Exercise directions: Using the records below, count the lines with "this" in them. Give the number only.

Records provided:
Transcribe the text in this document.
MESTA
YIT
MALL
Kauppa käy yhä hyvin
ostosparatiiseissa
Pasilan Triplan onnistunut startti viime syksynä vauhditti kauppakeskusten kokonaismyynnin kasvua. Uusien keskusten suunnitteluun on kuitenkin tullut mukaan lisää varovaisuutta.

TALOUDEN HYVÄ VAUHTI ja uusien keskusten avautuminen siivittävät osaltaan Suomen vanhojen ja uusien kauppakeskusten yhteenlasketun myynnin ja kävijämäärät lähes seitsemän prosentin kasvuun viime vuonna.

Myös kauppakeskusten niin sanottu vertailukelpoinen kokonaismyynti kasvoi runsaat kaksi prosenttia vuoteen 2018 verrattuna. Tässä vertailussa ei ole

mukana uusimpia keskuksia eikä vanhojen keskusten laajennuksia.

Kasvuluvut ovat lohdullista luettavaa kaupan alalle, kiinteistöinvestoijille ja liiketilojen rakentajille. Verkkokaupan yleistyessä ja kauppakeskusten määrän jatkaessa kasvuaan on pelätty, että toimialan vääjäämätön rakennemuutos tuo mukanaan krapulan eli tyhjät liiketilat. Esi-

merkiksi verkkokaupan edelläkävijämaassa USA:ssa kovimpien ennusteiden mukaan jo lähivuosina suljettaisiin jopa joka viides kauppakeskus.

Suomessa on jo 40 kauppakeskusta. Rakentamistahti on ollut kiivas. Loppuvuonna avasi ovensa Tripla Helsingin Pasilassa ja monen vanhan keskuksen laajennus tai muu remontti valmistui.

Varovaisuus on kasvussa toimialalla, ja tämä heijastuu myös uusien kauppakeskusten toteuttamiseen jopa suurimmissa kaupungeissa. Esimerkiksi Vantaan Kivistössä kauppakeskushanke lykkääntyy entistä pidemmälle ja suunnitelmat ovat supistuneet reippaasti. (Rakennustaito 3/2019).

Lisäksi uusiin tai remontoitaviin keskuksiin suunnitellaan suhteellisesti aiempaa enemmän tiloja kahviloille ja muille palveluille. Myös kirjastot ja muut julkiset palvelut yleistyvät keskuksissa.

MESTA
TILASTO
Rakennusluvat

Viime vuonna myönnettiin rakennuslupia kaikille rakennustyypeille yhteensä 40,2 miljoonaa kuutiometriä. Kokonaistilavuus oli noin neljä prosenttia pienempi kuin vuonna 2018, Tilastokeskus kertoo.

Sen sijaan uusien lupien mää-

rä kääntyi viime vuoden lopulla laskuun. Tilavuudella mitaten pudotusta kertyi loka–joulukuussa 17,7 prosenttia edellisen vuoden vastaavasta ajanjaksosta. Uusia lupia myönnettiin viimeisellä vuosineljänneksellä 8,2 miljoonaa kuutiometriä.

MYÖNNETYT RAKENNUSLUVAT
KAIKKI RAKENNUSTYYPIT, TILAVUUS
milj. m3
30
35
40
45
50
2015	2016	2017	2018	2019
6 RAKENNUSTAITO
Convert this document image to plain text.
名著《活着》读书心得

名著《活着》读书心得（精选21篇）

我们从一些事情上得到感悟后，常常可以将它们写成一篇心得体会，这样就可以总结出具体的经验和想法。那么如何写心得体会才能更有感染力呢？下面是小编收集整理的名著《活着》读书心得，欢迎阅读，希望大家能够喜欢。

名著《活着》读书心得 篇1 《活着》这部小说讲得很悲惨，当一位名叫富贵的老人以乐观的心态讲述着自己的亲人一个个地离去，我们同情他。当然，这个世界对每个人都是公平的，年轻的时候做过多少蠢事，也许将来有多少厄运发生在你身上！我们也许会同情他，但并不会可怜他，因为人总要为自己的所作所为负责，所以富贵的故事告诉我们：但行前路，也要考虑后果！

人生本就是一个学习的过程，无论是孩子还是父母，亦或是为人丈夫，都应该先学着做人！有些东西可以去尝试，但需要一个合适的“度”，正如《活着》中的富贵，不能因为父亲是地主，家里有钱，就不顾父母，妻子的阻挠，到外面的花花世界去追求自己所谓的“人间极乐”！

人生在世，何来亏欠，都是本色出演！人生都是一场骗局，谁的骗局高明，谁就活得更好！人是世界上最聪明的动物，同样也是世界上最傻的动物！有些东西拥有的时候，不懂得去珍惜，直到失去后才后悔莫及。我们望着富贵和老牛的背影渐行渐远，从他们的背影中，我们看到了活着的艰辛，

Solution: 2